What to do: Check every line of the entries that follow, and copy the ones containing "name".

— Start Task material —

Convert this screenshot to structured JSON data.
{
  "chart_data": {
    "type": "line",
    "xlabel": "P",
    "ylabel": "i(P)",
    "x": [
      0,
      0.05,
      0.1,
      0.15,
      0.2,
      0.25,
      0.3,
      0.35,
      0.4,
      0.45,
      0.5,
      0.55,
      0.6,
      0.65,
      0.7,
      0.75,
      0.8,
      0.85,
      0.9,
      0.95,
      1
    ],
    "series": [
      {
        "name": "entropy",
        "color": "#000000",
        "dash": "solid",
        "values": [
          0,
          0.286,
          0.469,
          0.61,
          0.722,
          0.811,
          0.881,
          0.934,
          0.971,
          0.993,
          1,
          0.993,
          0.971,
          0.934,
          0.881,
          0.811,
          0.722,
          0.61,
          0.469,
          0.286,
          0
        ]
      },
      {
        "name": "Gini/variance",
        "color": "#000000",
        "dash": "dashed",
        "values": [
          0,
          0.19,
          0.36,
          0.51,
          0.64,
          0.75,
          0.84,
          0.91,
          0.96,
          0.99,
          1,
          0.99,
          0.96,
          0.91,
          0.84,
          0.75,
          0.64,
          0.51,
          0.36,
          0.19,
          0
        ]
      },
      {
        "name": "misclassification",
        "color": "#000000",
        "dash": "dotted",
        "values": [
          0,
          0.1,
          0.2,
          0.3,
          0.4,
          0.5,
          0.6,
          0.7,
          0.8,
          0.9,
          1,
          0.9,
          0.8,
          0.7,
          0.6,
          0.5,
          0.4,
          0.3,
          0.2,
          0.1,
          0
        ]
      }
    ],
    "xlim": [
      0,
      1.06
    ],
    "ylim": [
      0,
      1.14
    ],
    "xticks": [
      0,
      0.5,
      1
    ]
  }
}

— End Task material —

Written solution:
        "name": "entropy",
        "name": "Gini/variance",
        "name": "misclassification",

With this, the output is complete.